- [Problem]: Transcribe all the records exactly and omit any images they hold.

- [Provided records]:
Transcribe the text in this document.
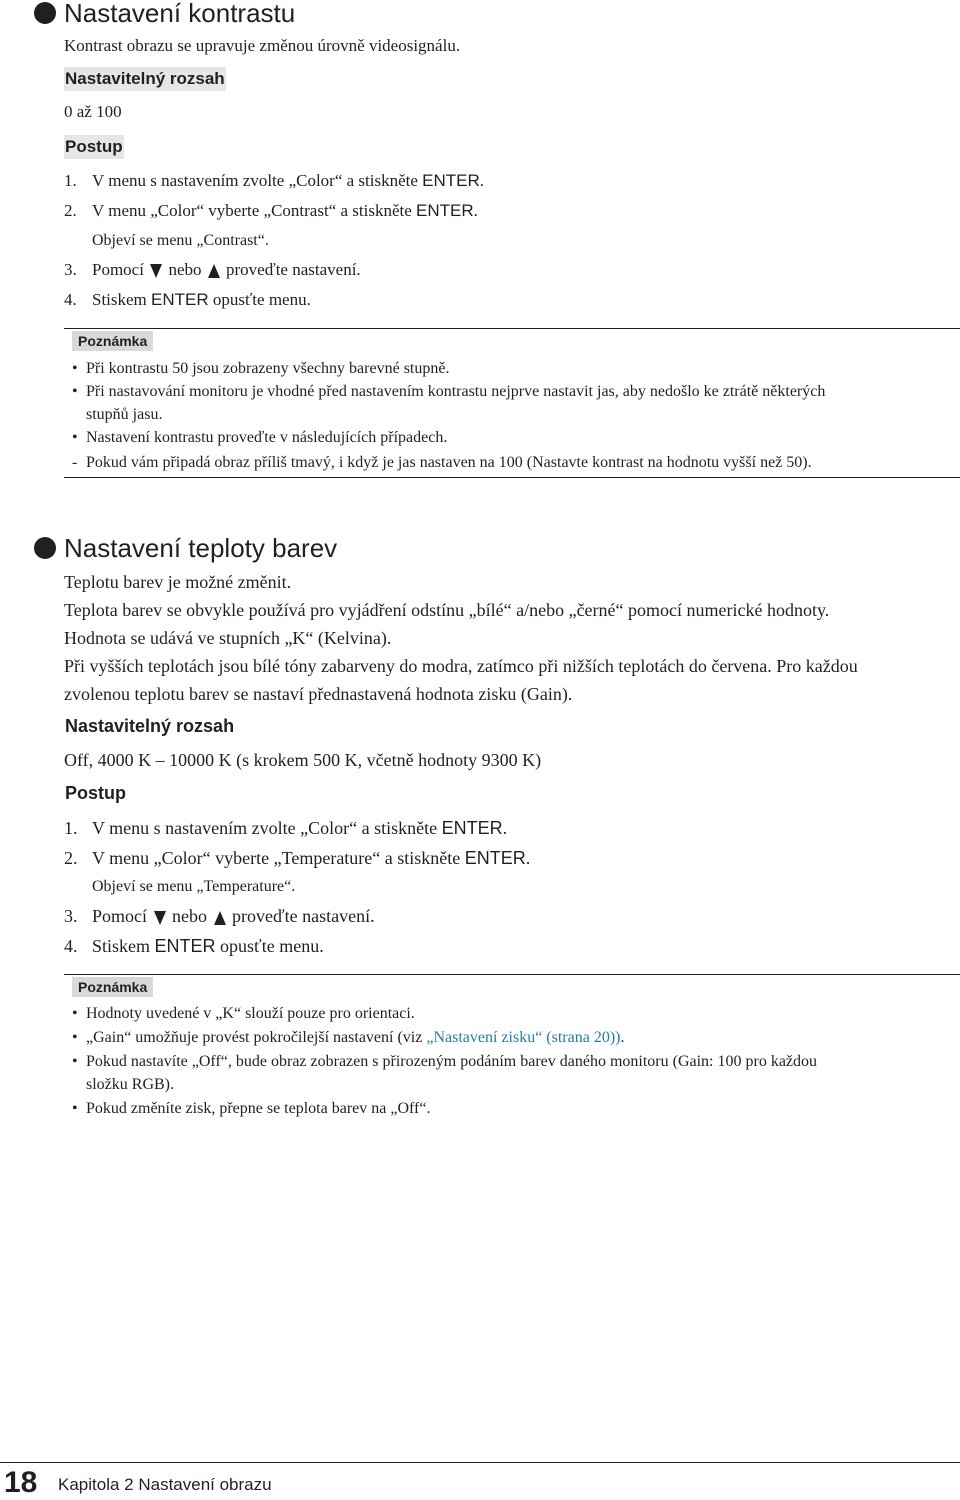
Nastavení kontrastu
Kontrast obrazu se upravuje změnou úrovně videosignálu.
Nastavitelný rozsah
0 až 100
Postup
1. V menu s nastavením zvolte „Color“ a stiskněte ENTER.
2. V menu „Color“ vyberte „Contrast“ a stiskněte ENTER.
Objeví se menu „Contrast“.
3. Pomocí  nebo  proveďte nastavení.
4. Stiskem ENTER opusťte menu.
Poznámka
• Při kontrastu 50 jsou zobrazeny všechny barevné stupně.
• Při nastavování monitoru je vhodné před nastavením kontrastu nejprve nastavit jas, aby nedošlo ke ztrátě některých
stupňů jasu.
• Nastavení kontrastu proveďte v následujících případech.
- Pokud vám připadá obraz příliš tmavý, i když je jas nastaven na 100 (Nastavte kontrast na hodnotu vyšší než 50).
Nastavení teploty barev
Teplotu barev je možné změnit.
Teplota barev se obvykle používá pro vyjádření odstínu „bílé“ a/nebo „černé“ pomocí numerické hodnoty.
Hodnota se udává ve stupních „K“ (Kelvina).
Při vyšších teplotách jsou bílé tóny zabarveny do modra, zatímco při nižších teplotách do červena. Pro každou
zvolenou teplotu barev se nastaví přednastavená hodnota zisku (Gain).
Nastavitelný rozsah
Off, 4000 K – 10000 K (s krokem 500 K, včetně hodnoty 9300 K)
Postup
1. V menu s nastavením zvolte „Color“ a stiskněte ENTER.
2. V menu „Color“ vyberte „Temperature“ a stiskněte ENTER.
Objeví se menu „Temperature“.
3. Pomocí  nebo  proveďte nastavení.
4. Stiskem ENTER opusťte menu.
Poznámka
• Hodnoty uvedené v „K“ slouží pouze pro orientaci.
• „Gain“ umožňuje provést pokročilejší nastavení (viz „Nastavení zisku“ (strana 20)).
• Pokud nastavíte „Off“, bude obraz zobrazen s přirozeným podáním barev daného monitoru (Gain: 100 pro každou
složku RGB).
• Pokud změníte zisk, přepne se teplota barev na „Off“.
18 Kapitola 2 Nastavení obrazu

- [Response]:
Transcribe the text in this document.
Nastavení kontrastu
Kontrast obrazu se upravuje změnou úrovně videosignálu.
Nastavitelný rozsah
0 až 100
Postup
1. V menu s nastavením zvolte „Color“ a stiskněte ENTER.
2. V menu „Color“ vyberte „Contrast“ a stiskněte ENTER.
Objeví se menu „Contrast“.
3. Pomocí  nebo  proveďte nastavení.
4. Stiskem ENTER opusťte menu.
Poznámka
• Při kontrastu 50 jsou zobrazeny všechny barevné stupně.
• Při nastavování monitoru je vhodné před nastavením kontrastu nejprve nastavit jas, aby nedošlo ke ztrátě některých
stupňů jasu.
• Nastavení kontrastu proveďte v následujících případech.
- Pokud vám připadá obraz příliš tmavý, i když je jas nastaven na 100 (Nastavte kontrast na hodnotu vyšší než 50).
Nastavení teploty barev
Teplotu barev je možné změnit.
Teplota barev se obvykle používá pro vyjádření odstínu „bílé“ a/nebo „černé“ pomocí numerické hodnoty.
Hodnota se udává ve stupních „K“ (Kelvina).
Při vyšších teplotách jsou bílé tóny zabarveny do modra, zatímco při nižších teplotách do červena. Pro každou
zvolenou teplotu barev se nastaví přednastavená hodnota zisku (Gain).
Nastavitelný rozsah
Off, 4000 K – 10000 K (s krokem 500 K, včetně hodnoty 9300 K)
Postup
1. V menu s nastavením zvolte „Color“ a stiskněte ENTER.
2. V menu „Color“ vyberte „Temperature“ a stiskněte ENTER.
Objeví se menu „Temperature“.
3. Pomocí  nebo  proveďte nastavení.
4. Stiskem ENTER opusťte menu.
Poznámka
• Hodnoty uvedené v „K“ slouží pouze pro orientaci.
• „Gain“ umožňuje provést pokročilejší nastavení (viz „Nastavení zisku“ (strana 20)).
• Pokud nastavíte „Off“, bude obraz zobrazen s přirozeným podáním barev daného monitoru (Gain: 100 pro každou
složku RGB).
• Pokud změníte zisk, přepne se teplota barev na „Off“.
18 Kapitola 2 Nastavení obrazu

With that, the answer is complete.